Copy each of the following lines without changing any character.

--- BEGIN ---

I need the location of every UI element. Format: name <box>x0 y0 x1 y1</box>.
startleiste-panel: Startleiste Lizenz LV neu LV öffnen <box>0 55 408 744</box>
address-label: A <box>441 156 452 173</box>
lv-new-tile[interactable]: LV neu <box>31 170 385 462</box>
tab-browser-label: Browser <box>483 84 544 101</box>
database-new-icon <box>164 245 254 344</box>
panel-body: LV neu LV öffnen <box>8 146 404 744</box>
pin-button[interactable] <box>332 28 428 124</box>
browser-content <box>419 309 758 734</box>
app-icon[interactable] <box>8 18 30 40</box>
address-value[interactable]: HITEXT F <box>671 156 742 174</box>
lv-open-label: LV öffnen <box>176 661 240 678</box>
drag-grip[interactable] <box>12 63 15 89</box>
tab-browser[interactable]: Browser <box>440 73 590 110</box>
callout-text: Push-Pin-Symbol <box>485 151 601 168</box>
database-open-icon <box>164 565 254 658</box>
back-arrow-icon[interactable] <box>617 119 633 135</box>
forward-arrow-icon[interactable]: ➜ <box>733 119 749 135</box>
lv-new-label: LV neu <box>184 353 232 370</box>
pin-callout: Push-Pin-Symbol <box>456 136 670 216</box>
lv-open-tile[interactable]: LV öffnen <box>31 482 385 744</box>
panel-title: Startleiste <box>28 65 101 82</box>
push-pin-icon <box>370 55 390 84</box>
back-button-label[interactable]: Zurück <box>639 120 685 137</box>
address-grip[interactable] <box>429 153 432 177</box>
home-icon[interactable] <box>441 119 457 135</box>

--- END ---

_SOLUTION FOR THIS TASK_:
I need the location of every UI element. Format: name <box>x0 y0 x1 y1</box>.
startleiste-panel: Startleiste Lizenz LV neu LV öffnen <box>0 55 408 744</box>
address-label: A <box>441 156 452 173</box>
lv-new-tile[interactable]: LV neu <box>31 170 385 462</box>
tab-browser-label: Browser <box>483 84 544 101</box>
database-new-icon <box>164 245 254 344</box>
panel-body: LV neu LV öffnen <box>8 146 404 744</box>
pin-button[interactable] <box>332 28 428 124</box>
browser-content <box>419 309 758 734</box>
app-icon[interactable] <box>8 18 30 40</box>
address-value[interactable]: HITEXT F <box>671 156 742 174</box>
lv-open-label: LV öffnen <box>176 661 240 678</box>
drag-grip[interactable] <box>12 63 15 89</box>
tab-browser[interactable]: Browser <box>440 73 590 110</box>
callout-text: Push-Pin-Symbol <box>485 151 601 168</box>
database-open-icon <box>164 565 254 658</box>
back-arrow-icon[interactable] <box>617 119 633 135</box>
forward-arrow-icon[interactable]: ➜ <box>733 119 749 135</box>
lv-new-label: LV neu <box>184 353 232 370</box>
pin-callout: Push-Pin-Symbol <box>456 136 670 216</box>
lv-open-tile[interactable]: LV öffnen <box>31 482 385 744</box>
panel-title: Startleiste <box>28 65 101 82</box>
push-pin-icon <box>370 55 390 84</box>
back-button-label[interactable]: Zurück <box>639 120 685 137</box>
address-grip[interactable] <box>429 153 432 177</box>
home-icon[interactable] <box>441 119 457 135</box>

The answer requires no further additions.